**What to produce:**
All the data should be repeated exactly. Any image in it is left out.

**Data extract:**
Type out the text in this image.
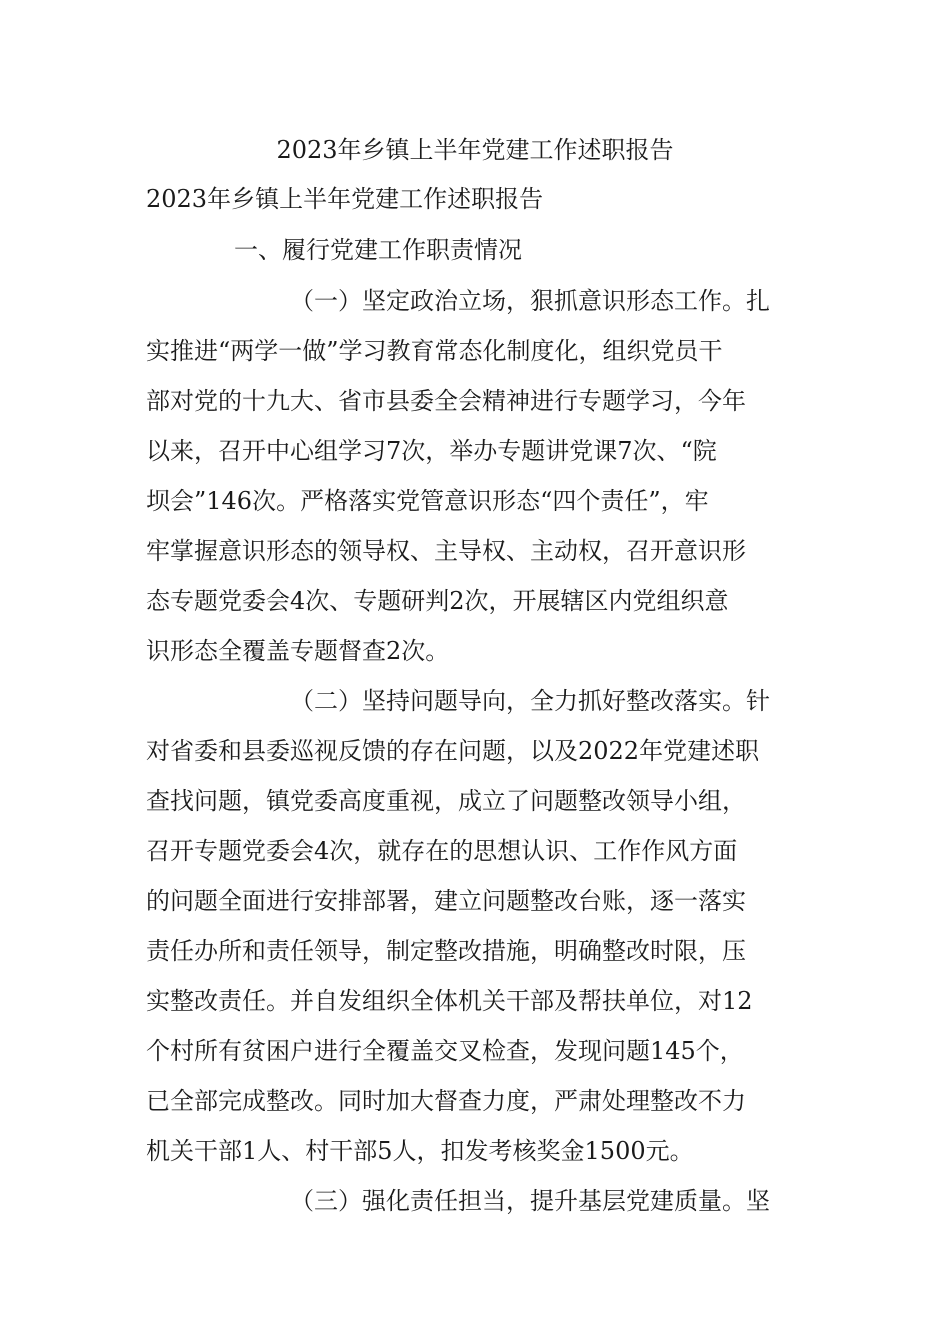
2023年乡镇上半年党建工作述职报告
2023年乡镇上半年党建工作述职报告
一、履行党建工作职责情况
（一）坚定政治立场，狠抓意识形态工作。扎
实推进“两学一做”学习教育常态化制度化，组织党员干
部对党的十九大、省市县委全会精神进行专题学习，今年
以来，召开中心组学习7次，举办专题讲党课7次、“院
坝会”146次。严格落实党管意识形态“四个责任”，牢
牢掌握意识形态的领导权、主导权、主动权，召开意识形
态专题党委会4次、专题研判2次，开展辖区内党组织意
识形态全覆盖专题督查2次。
（二）坚持问题导向，全力抓好整改落实。针
对省委和县委巡视反馈的存在问题，以及2022年党建述职
查找问题，镇党委高度重视，成立了问题整改领导小组，
召开专题党委会4次，就存在的思想认识、工作作风方面
的问题全面进行安排部署，建立问题整改台账，逐一落实
责任办所和责任领导，制定整改措施，明确整改时限，压
实整改责任。并自发组织全体机关干部及帮扶单位，对12
个村所有贫困户进行全覆盖交叉检查，发现问题145个，
已全部完成整改。同时加大督查力度，严肃处理整改不力
机关干部1人、村干部5人，扣发考核奖金1500元。
（三）强化责任担当，提升基层党建质量。坚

**Completed exercise:**
Type out the text in this image.
2023年乡镇上半年党建工作述职报告
2023年乡镇上半年党建工作述职报告
一、履行党建工作职责情况
（一）坚定政治立场，狠抓意识形态工作。扎
实推进“两学一做”学习教育常态化制度化，组织党员干
部对党的十九大、省市县委全会精神进行专题学习，今年
以来，召开中心组学习7次，举办专题讲党课7次、“院
坝会”146次。严格落实党管意识形态“四个责任”，牢
牢掌握意识形态的领导权、主导权、主动权，召开意识形
态专题党委会4次、专题研判2次，开展辖区内党组织意
识形态全覆盖专题督查2次。
（二）坚持问题导向，全力抓好整改落实。针
对省委和县委巡视反馈的存在问题，以及2022年党建述职
查找问题，镇党委高度重视，成立了问题整改领导小组，
召开专题党委会4次，就存在的思想认识、工作作风方面
的问题全面进行安排部署，建立问题整改台账，逐一落实
责任办所和责任领导，制定整改措施，明确整改时限，压
实整改责任。并自发组织全体机关干部及帮扶单位，对12
个村所有贫困户进行全覆盖交叉检查，发现问题145个，
已全部完成整改。同时加大督查力度，严肃处理整改不力
机关干部1人、村干部5人，扣发考核奖金1500元。
（三）强化责任担当，提升基层党建质量。坚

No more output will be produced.